Supplied information:
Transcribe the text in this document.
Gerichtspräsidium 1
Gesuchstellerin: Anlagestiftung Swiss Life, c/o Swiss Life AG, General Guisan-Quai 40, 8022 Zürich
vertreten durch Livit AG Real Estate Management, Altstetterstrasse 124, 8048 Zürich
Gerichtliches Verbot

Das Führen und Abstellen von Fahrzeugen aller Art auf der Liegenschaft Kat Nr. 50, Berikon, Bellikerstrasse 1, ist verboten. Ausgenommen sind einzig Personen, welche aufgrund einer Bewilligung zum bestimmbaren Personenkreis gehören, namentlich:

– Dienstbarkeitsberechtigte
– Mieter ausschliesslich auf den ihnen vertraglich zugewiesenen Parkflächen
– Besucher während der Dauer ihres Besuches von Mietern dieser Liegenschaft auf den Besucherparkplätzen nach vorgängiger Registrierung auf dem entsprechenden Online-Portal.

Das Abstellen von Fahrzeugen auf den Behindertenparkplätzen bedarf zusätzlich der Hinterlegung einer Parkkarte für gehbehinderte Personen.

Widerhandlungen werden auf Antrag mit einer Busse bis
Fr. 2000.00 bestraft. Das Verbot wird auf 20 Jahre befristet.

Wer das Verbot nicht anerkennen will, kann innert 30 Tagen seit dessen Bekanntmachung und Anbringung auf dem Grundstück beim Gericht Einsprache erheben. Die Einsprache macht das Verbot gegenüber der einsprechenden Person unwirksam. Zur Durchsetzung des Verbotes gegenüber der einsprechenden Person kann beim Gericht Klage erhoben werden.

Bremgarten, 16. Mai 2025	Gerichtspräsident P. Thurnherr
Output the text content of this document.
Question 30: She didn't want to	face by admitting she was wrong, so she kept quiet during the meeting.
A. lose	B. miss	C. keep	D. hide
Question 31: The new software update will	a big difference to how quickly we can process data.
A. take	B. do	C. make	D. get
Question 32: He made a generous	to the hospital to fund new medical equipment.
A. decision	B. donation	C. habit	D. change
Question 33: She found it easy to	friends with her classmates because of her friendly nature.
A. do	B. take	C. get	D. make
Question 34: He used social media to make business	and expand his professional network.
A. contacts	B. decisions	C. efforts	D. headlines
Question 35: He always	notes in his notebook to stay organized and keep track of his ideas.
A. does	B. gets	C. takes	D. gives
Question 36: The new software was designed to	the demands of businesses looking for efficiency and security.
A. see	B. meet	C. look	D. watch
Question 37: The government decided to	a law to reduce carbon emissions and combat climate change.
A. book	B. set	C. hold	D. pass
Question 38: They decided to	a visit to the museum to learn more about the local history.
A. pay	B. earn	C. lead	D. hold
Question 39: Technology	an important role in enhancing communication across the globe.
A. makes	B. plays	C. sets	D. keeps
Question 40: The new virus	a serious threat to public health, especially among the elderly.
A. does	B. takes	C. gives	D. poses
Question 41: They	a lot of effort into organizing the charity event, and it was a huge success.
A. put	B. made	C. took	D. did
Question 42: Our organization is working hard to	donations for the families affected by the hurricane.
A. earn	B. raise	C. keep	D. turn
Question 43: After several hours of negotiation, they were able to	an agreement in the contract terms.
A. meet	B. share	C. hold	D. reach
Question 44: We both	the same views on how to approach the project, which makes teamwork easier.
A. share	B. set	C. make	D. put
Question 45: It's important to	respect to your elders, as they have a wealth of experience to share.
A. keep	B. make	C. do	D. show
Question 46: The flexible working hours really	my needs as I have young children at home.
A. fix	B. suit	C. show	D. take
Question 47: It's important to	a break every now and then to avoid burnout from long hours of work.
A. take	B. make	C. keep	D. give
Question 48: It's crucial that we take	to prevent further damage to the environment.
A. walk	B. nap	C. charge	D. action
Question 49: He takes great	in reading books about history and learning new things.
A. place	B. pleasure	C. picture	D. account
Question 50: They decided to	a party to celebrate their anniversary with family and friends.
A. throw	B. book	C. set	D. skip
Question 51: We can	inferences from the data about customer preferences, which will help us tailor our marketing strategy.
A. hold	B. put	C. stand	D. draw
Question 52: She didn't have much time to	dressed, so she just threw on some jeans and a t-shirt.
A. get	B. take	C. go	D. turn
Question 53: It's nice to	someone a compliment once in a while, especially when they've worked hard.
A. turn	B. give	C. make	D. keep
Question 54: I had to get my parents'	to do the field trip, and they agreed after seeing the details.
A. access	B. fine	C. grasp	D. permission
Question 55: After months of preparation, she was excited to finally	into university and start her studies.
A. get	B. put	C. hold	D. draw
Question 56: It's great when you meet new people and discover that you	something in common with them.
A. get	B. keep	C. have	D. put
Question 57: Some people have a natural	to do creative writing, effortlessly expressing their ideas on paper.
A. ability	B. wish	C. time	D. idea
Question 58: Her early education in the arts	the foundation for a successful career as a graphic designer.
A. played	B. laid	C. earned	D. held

How to complete this task: The data must be printed verbatim, line by line.

Task solution:
Transcribe the text in this document.
Gerichtspräsidium 1
Gesuchstellerin: Anlagestiftung Swiss Life, c/o Swiss Life AG, General Guisan-Quai 40, 8022 Zürich
vertreten durch Livit AG Real Estate Management, Altstetterstrasse 124, 8048 Zürich
Gerichtliches Verbot

Das Führen und Abstellen von Fahrzeugen aller Art auf der Liegenschaft Kat Nr. 50, Berikon, Bellikerstrasse 1, ist verboten. Ausgenommen sind einzig Personen, welche aufgrund einer Bewilligung zum bestimmbaren Personenkreis gehören, namentlich:

– Dienstbarkeitsberechtigte
– Mieter ausschliesslich auf den ihnen vertraglich zugewiesenen Parkflächen
– Besucher während der Dauer ihres Besuches von Mietern dieser Liegenschaft auf den Besucherparkplätzen nach vorgängiger Registrierung auf dem entsprechenden Online-Portal.

Das Abstellen von Fahrzeugen auf den Behindertenparkplätzen bedarf zusätzlich der Hinterlegung einer Parkkarte für gehbehinderte Personen.

Widerhandlungen werden auf Antrag mit einer Busse bis
Fr. 2000.00 bestraft. Das Verbot wird auf 20 Jahre befristet.

Wer das Verbot nicht anerkennen will, kann innert 30 Tagen seit dessen Bekanntmachung und Anbringung auf dem Grundstück beim Gericht Einsprache erheben. Die Einsprache macht das Verbot gegenüber der einsprechenden Person unwirksam. Zur Durchsetzung des Verbotes gegenüber der einsprechenden Person kann beim Gericht Klage erhoben werden.

Bremgarten, 16. Mai 2025	Gerichtspräsident P. Thurnherr
Output the text content of this document.
Question 30: She didn't want to	face by admitting she was wrong, so she kept quiet during the meeting.
A. lose	B. miss	C. keep	D. hide
Question 31: The new software update will	a big difference to how quickly we can process data.
A. take	B. do	C. make	D. get
Question 32: He made a generous	to the hospital to fund new medical equipment.
A. decision	B. donation	C. habit	D. change
Question 33: She found it easy to	friends with her classmates because of her friendly nature.
A. do	B. take	C. get	D. make
Question 34: He used social media to make business	and expand his professional network.
A. contacts	B. decisions	C. efforts	D. headlines
Question 35: He always	notes in his notebook to stay organized and keep track of his ideas.
A. does	B. gets	C. takes	D. gives
Question 36: The new software was designed to	the demands of businesses looking for efficiency and security.
A. see	B. meet	C. look	D. watch
Question 37: The government decided to	a law to reduce carbon emissions and combat climate change.
A. book	B. set	C. hold	D. pass
Question 38: They decided to	a visit to the museum to learn more about the local history.
A. pay	B. earn	C. lead	D. hold
Question 39: Technology	an important role in enhancing communication across the globe.
A. makes	B. plays	C. sets	D. keeps
Question 40: The new virus	a serious threat to public health, especially among the elderly.
A. does	B. takes	C. gives	D. poses
Question 41: They	a lot of effort into organizing the charity event, and it was a huge success.
A. put	B. made	C. took	D. did
Question 42: Our organization is working hard to	donations for the families affected by the hurricane.
A. earn	B. raise	C. keep	D. turn
Question 43: After several hours of negotiation, they were able to	an agreement in the contract terms.
A. meet	B. share	C. hold	D. reach
Question 44: We both	the same views on how to approach the project, which makes teamwork easier.
A. share	B. set	C. make	D. put
Question 45: It's important to	respect to your elders, as they have a wealth of experience to share.
A. keep	B. make	C. do	D. show
Question 46: The flexible working hours really	my needs as I have young children at home.
A. fix	B. suit	C. show	D. take
Question 47: It's important to	a break every now and then to avoid burnout from long hours of work.
A. take	B. make	C. keep	D. give
Question 48: It's crucial that we take	to prevent further damage to the environment.
A. walk	B. nap	C. charge	D. action
Question 49: He takes great	in reading books about history and learning new things.
A. place	B. pleasure	C. picture	D. account
Question 50: They decided to	a party to celebrate their anniversary with family and friends.
A. throw	B. book	C. set	D. skip
Question 51: We can	inferences from the data about customer preferences, which will help us tailor our marketing strategy.
A. hold	B. put	C. stand	D. draw
Question 52: She didn't have much time to	dressed, so she just threw on some jeans and a t-shirt.
A. get	B. take	C. go	D. turn
Question 53: It's nice to	someone a compliment once in a while, especially when they've worked hard.
A. turn	B. give	C. make	D. keep
Question 54: I had to get my parents'	to do the field trip, and they agreed after seeing the details.
A. access	B. fine	C. grasp	D. permission
Question 55: After months of preparation, she was excited to finally	into university and start her studies.
A. get	B. put	C. hold	D. draw
Question 56: It's great when you meet new people and discover that you	something in common with them.
A. get	B. keep	C. have	D. put
Question 57: Some people have a natural	to do creative writing, effortlessly expressing their ideas on paper.
A. ability	B. wish	C. time	D. idea
Question 58: Her early education in the arts	the foundation for a successful career as a graphic designer.
A. played	B. laid	C. earned	D. held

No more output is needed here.